## Stored data
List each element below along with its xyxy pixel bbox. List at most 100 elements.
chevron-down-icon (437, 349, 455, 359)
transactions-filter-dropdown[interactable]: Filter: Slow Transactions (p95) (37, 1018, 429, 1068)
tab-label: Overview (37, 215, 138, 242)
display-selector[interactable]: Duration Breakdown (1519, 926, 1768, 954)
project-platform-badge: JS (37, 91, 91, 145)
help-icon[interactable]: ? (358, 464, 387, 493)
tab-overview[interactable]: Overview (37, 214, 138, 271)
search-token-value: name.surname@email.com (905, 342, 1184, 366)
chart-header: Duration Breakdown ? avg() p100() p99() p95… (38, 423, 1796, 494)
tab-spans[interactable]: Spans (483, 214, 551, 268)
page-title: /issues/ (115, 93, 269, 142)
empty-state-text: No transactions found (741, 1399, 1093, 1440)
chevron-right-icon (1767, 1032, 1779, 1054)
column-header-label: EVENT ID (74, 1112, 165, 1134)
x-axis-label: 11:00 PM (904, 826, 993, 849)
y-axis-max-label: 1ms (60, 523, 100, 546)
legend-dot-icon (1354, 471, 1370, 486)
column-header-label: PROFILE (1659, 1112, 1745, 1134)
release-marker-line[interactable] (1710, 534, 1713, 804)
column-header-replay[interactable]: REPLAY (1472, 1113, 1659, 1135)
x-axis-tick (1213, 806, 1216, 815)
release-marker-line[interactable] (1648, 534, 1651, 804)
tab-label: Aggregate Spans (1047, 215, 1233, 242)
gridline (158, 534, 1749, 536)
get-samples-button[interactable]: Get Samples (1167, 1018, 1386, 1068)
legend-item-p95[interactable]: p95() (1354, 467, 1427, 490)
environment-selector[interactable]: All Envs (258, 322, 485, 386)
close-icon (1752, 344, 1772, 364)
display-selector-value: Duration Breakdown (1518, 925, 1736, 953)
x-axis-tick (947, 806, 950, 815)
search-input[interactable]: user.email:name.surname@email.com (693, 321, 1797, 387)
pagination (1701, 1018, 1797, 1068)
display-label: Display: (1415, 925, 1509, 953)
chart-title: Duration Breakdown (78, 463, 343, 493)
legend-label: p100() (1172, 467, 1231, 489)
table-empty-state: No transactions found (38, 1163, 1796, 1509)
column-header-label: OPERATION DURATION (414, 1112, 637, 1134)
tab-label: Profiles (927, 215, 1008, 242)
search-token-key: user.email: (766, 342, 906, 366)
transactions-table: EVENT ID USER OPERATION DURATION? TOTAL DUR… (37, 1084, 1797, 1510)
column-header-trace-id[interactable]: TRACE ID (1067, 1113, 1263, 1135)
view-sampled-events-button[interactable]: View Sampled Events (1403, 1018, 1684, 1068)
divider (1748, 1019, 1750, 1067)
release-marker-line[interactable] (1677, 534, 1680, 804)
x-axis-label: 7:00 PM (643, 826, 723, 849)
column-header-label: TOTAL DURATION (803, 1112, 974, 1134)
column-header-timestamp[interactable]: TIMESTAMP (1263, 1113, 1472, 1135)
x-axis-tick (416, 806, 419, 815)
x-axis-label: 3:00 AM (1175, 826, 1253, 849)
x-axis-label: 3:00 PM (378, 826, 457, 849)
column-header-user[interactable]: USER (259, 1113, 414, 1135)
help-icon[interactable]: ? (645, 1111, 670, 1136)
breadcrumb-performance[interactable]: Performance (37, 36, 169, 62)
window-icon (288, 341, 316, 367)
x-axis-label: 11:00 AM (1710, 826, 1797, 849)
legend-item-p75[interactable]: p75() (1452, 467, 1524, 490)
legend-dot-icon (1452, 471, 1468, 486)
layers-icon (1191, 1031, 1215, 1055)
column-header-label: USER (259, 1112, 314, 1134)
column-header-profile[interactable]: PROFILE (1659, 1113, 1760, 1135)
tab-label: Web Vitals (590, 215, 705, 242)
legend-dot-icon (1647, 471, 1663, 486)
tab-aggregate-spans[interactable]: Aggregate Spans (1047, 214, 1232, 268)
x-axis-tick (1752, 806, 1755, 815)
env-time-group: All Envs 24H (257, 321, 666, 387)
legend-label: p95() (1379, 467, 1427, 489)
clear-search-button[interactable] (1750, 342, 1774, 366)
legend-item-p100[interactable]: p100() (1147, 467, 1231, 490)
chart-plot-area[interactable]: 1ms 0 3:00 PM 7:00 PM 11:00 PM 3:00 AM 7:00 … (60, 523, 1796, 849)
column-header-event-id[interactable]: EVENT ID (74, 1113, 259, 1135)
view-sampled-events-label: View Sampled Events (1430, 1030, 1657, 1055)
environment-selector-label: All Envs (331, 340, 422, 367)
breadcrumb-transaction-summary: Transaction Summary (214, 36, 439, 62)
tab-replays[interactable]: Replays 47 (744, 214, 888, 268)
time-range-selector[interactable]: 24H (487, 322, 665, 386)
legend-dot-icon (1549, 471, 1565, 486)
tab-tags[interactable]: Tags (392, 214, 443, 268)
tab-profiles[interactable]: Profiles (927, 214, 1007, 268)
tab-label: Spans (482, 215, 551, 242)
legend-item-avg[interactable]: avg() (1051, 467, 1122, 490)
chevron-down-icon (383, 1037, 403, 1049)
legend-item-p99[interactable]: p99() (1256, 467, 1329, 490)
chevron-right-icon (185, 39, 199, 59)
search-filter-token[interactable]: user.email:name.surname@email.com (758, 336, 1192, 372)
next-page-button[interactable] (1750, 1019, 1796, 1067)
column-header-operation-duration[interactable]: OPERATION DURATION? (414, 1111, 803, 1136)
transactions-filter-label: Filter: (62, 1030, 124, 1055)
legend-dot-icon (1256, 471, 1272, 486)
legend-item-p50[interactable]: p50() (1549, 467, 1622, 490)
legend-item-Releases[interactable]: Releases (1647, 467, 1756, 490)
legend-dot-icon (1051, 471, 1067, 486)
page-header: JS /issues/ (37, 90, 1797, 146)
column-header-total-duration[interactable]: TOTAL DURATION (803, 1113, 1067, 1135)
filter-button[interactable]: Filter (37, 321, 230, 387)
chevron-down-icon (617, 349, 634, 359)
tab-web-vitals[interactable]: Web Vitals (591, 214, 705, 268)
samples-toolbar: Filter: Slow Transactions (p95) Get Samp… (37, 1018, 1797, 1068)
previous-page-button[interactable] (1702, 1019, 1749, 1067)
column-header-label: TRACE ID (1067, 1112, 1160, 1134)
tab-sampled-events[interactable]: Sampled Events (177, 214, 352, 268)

## Exercise
Copy out all of the material above word for word, leaving nothing out and changing nothing.

## Exercise response
List each element below along with its xyxy pixel bbox. List at most 100 elements.
chevron-down-icon (437, 349, 455, 359)
transactions-filter-dropdown[interactable]: Filter: Slow Transactions (p95) (37, 1018, 429, 1068)
tab-label: Overview (37, 215, 138, 242)
display-selector[interactable]: Duration Breakdown (1519, 926, 1768, 954)
project-platform-badge: JS (37, 91, 91, 145)
help-icon[interactable]: ? (358, 464, 387, 493)
tab-overview[interactable]: Overview (37, 214, 138, 271)
search-token-value: name.surname@email.com (905, 342, 1184, 366)
chart-header: Duration Breakdown ? avg() p100() p99() p95… (38, 423, 1796, 494)
tab-spans[interactable]: Spans (483, 214, 551, 268)
page-title: /issues/ (115, 93, 269, 142)
empty-state-text: No transactions found (741, 1399, 1093, 1440)
chevron-right-icon (1767, 1032, 1779, 1054)
column-header-label: EVENT ID (74, 1112, 165, 1134)
x-axis-label: 11:00 PM (904, 826, 993, 849)
y-axis-max-label: 1ms (60, 523, 100, 546)
legend-dot-icon (1354, 471, 1370, 486)
column-header-label: PROFILE (1659, 1112, 1745, 1134)
release-marker-line[interactable] (1710, 534, 1713, 804)
column-header-replay[interactable]: REPLAY (1472, 1113, 1659, 1135)
x-axis-tick (1213, 806, 1216, 815)
release-marker-line[interactable] (1648, 534, 1651, 804)
tab-label: Aggregate Spans (1047, 215, 1233, 242)
gridline (158, 534, 1749, 536)
get-samples-button[interactable]: Get Samples (1167, 1018, 1386, 1068)
legend-item-p95[interactable]: p95() (1354, 467, 1427, 490)
environment-selector[interactable]: All Envs (258, 322, 485, 386)
close-icon (1752, 344, 1772, 364)
display-selector-value: Duration Breakdown (1518, 925, 1736, 953)
x-axis-tick (947, 806, 950, 815)
search-input[interactable]: user.email:name.surname@email.com (693, 321, 1797, 387)
pagination (1701, 1018, 1797, 1068)
display-label: Display: (1415, 925, 1509, 953)
chart-title: Duration Breakdown (78, 463, 343, 493)
legend-label: p100() (1172, 467, 1231, 489)
table-empty-state: No transactions found (38, 1163, 1796, 1509)
column-header-label: OPERATION DURATION (414, 1112, 637, 1134)
tab-label: Profiles (927, 215, 1008, 242)
search-token-key: user.email: (766, 342, 906, 366)
transactions-table: EVENT ID USER OPERATION DURATION? TOTAL DUR… (37, 1084, 1797, 1510)
column-header-trace-id[interactable]: TRACE ID (1067, 1113, 1263, 1135)
view-sampled-events-button[interactable]: View Sampled Events (1403, 1018, 1684, 1068)
divider (1748, 1019, 1750, 1067)
release-marker-line[interactable] (1677, 534, 1680, 804)
x-axis-label: 7:00 PM (643, 826, 723, 849)
column-header-label: TOTAL DURATION (803, 1112, 974, 1134)
column-header-timestamp[interactable]: TIMESTAMP (1263, 1113, 1472, 1135)
x-axis-tick (416, 806, 419, 815)
x-axis-label: 3:00 AM (1175, 826, 1253, 849)
x-axis-label: 3:00 PM (378, 826, 457, 849)
column-header-user[interactable]: USER (259, 1113, 414, 1135)
help-icon[interactable]: ? (645, 1111, 670, 1136)
breadcrumb-performance[interactable]: Performance (37, 36, 169, 62)
window-icon (288, 341, 316, 367)
x-axis-label: 11:00 AM (1710, 826, 1797, 849)
legend-item-p75[interactable]: p75() (1452, 467, 1524, 490)
legend-dot-icon (1452, 471, 1468, 486)
layers-icon (1191, 1031, 1215, 1055)
column-header-label: USER (259, 1112, 314, 1134)
column-header-profile[interactable]: PROFILE (1659, 1113, 1760, 1135)
tab-label: Web Vitals (590, 215, 705, 242)
legend-dot-icon (1647, 471, 1663, 486)
tab-aggregate-spans[interactable]: Aggregate Spans (1047, 214, 1232, 268)
x-axis-tick (1752, 806, 1755, 815)
env-time-group: All Envs 24H (257, 321, 666, 387)
legend-label: p95() (1379, 467, 1427, 489)
clear-search-button[interactable] (1750, 342, 1774, 366)
legend-item-p100[interactable]: p100() (1147, 467, 1231, 490)
chart-plot-area[interactable]: 1ms 0 3:00 PM 7:00 PM 11:00 PM 3:00 AM 7:00 … (60, 523, 1796, 849)
column-header-event-id[interactable]: EVENT ID (74, 1113, 259, 1135)
view-sampled-events-label: View Sampled Events (1430, 1030, 1657, 1055)
environment-selector-label: All Envs (331, 340, 422, 367)
breadcrumb-transaction-summary: Transaction Summary (214, 36, 439, 62)
tab-replays[interactable]: Replays 47 (744, 214, 888, 268)
time-range-selector[interactable]: 24H (487, 322, 665, 386)
legend-dot-icon (1549, 471, 1565, 486)
tab-tags[interactable]: Tags (392, 214, 443, 268)
tab-profiles[interactable]: Profiles (927, 214, 1007, 268)
tab-label: Spans (482, 215, 551, 242)
legend-item-avg[interactable]: avg() (1051, 467, 1122, 490)
chevron-down-icon (383, 1037, 403, 1049)
legend-item-p99[interactable]: p99() (1256, 467, 1329, 490)
chevron-right-icon (185, 39, 199, 59)
search-filter-token[interactable]: user.email:name.surname@email.com (758, 336, 1192, 372)
next-page-button[interactable] (1750, 1019, 1796, 1067)
column-header-operation-duration[interactable]: OPERATION DURATION? (414, 1111, 803, 1136)
transactions-filter-label: Filter: (62, 1030, 124, 1055)
legend-dot-icon (1256, 471, 1272, 486)
legend-item-p50[interactable]: p50() (1549, 467, 1622, 490)
legend-item-Releases[interactable]: Releases (1647, 467, 1756, 490)
legend-dot-icon (1051, 471, 1067, 486)
page-header: JS /issues/ (37, 90, 1797, 146)
column-header-total-duration[interactable]: TOTAL DURATION (803, 1113, 1067, 1135)
filter-button[interactable]: Filter (37, 321, 230, 387)
chevron-down-icon (617, 349, 634, 359)
tab-web-vitals[interactable]: Web Vitals (591, 214, 705, 268)
samples-toolbar: Filter: Slow Transactions (p95) Get Samp… (37, 1018, 1797, 1068)
previous-page-button[interactable] (1702, 1019, 1749, 1067)
column-header-label: TRACE ID (1067, 1112, 1160, 1134)
tab-sampled-events[interactable]: Sampled Events (177, 214, 352, 268)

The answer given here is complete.